**What you have to do**.
Transcribe only the part of the listing below that begins at the line containing "Give me the" and runs to its final line, keeping both ends.

◇ ◇ ◇ ◇ ◇

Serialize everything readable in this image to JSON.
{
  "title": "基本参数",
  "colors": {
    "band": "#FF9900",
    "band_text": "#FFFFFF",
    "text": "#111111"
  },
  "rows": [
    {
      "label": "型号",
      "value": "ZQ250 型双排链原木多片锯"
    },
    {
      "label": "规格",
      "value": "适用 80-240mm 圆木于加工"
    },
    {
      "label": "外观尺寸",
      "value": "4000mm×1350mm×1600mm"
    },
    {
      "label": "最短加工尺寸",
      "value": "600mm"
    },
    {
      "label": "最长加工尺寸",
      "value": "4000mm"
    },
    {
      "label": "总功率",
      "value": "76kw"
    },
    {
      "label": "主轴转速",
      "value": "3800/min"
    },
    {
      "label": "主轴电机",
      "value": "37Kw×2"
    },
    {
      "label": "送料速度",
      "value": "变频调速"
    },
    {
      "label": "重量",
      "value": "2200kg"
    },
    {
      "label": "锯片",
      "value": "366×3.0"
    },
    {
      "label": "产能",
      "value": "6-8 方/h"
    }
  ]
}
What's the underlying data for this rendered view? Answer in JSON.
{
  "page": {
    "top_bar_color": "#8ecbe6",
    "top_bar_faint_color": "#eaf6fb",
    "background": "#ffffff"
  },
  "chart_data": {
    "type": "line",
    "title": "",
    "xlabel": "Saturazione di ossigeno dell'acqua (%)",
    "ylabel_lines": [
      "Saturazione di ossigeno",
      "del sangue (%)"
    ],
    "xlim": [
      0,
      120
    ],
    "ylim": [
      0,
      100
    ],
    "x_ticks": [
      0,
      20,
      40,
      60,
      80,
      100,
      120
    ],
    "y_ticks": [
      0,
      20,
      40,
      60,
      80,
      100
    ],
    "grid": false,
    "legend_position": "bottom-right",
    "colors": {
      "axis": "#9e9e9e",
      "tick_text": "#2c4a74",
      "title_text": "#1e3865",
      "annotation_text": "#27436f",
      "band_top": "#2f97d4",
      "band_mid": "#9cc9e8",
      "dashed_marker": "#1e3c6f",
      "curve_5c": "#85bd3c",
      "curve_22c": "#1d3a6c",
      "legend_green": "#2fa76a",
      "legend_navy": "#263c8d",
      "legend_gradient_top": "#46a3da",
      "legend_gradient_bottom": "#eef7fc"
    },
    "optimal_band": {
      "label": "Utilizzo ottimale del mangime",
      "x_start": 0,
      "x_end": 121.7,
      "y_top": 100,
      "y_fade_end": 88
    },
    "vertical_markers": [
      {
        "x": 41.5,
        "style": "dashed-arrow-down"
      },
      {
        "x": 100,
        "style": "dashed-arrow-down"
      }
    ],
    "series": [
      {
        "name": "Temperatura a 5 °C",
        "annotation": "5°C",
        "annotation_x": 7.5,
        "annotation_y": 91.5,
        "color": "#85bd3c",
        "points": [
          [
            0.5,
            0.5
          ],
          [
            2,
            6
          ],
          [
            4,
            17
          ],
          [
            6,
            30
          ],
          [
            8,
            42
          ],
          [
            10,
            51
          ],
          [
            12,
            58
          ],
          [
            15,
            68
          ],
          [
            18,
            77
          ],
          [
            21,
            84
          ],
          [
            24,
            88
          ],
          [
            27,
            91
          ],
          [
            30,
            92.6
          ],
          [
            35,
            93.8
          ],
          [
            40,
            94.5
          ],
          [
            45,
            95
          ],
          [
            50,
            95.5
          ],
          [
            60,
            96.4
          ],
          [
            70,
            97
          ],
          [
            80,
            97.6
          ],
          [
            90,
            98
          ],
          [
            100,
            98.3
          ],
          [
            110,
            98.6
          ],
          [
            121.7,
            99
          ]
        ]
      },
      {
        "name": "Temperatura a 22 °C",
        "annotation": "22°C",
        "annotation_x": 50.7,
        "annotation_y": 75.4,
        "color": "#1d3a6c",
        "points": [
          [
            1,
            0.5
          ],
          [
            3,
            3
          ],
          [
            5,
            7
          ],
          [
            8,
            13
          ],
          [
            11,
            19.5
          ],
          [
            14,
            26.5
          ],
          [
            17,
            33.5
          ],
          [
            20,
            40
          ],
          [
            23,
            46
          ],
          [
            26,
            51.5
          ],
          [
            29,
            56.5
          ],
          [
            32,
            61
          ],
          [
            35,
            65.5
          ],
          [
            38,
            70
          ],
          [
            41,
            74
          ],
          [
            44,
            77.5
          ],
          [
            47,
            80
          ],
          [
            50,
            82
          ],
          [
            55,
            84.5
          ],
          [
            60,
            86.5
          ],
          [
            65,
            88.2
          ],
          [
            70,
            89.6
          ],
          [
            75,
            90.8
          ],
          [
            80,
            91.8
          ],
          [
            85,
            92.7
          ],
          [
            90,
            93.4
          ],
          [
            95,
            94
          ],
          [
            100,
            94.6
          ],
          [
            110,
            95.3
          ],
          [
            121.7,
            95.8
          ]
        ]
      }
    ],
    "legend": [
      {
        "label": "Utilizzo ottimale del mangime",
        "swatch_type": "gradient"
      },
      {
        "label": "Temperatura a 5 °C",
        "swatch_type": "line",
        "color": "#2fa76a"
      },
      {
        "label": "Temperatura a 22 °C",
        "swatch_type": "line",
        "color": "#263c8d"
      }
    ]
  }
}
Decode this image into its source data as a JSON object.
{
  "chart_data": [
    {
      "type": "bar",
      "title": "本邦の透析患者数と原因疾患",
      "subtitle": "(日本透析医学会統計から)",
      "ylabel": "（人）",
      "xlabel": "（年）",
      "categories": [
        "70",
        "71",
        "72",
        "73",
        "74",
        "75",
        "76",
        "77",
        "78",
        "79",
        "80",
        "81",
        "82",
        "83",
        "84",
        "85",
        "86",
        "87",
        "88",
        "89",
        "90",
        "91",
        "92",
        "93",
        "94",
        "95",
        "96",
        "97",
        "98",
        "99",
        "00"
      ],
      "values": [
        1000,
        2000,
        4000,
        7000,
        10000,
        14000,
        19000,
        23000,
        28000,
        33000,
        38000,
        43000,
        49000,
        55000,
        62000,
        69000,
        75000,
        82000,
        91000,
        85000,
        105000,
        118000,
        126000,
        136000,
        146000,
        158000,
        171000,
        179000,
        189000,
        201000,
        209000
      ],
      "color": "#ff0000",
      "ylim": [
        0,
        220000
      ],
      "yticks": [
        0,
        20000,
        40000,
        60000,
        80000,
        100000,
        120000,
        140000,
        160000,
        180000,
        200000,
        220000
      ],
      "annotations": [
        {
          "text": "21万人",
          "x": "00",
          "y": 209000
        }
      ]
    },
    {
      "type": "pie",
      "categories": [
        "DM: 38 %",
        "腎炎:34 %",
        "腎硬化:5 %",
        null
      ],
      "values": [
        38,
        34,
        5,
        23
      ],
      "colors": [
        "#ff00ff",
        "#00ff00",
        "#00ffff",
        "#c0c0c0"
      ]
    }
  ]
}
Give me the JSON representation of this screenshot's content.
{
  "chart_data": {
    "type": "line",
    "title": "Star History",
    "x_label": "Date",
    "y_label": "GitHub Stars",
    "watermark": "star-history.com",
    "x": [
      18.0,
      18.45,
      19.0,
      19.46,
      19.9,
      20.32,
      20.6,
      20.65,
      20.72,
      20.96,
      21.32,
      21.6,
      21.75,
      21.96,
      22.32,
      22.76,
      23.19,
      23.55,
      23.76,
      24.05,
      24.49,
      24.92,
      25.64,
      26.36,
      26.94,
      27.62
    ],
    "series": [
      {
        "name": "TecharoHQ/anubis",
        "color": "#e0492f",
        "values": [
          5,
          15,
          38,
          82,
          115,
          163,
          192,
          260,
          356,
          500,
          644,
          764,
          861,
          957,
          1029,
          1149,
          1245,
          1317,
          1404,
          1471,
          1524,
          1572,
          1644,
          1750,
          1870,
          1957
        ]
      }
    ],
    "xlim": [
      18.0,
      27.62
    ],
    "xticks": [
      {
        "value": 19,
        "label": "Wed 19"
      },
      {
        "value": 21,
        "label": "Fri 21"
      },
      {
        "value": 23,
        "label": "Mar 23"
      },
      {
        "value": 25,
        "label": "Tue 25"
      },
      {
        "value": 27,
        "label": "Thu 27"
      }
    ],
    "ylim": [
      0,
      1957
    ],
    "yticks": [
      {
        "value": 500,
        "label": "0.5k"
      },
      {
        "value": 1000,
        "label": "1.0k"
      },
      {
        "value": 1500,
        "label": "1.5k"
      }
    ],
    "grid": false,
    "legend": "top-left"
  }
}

◇ ◇ ◇ ◇ ◇

**Result of the task**.
Give me the JSON representation of this screenshot's content.
{
  "chart_data": {
    "type": "line",
    "title": "Star History",
    "x_label": "Date",
    "y_label": "GitHub Stars",
    "watermark": "star-history.com",
    "x": [
      18.0,
      18.45,
      19.0,
      19.46,
      19.9,
      20.32,
      20.6,
      20.65,
      20.72,
      20.96,
      21.32,
      21.6,
      21.75,
      21.96,
      22.32,
      22.76,
      23.19,
      23.55,
      23.76,
      24.05,
      24.49,
      24.92,
      25.64,
      26.36,
      26.94,
      27.62
    ],
    "series": [
      {
        "name": "TecharoHQ/anubis",
        "color": "#e0492f",
        "values": [
          5,
          15,
          38,
          82,
          115,
          163,
          192,
          260,
          356,
          500,
          644,
          764,
          861,
          957,
          1029,
          1149,
          1245,
          1317,
          1404,
          1471,
          1524,
          1572,
          1644,
          1750,
          1870,
          1957
        ]
      }
    ],
    "xlim": [
      18.0,
      27.62
    ],
    "xticks": [
      {
        "value": 19,
        "label": "Wed 19"
      },
      {
        "value": 21,
        "label": "Fri 21"
      },
      {
        "value": 23,
        "label": "Mar 23"
      },
      {
        "value": 25,
        "label": "Tue 25"
      },
      {
        "value": 27,
        "label": "Thu 27"
      }
    ],
    "ylim": [
      0,
      1957
    ],
    "yticks": [
      {
        "value": 500,
        "label": "0.5k"
      },
      {
        "value": 1000,
        "label": "1.0k"
      },
      {
        "value": 1500,
        "label": "1.5k"
      }
    ],
    "grid": false,
    "legend": "top-left"
  }
}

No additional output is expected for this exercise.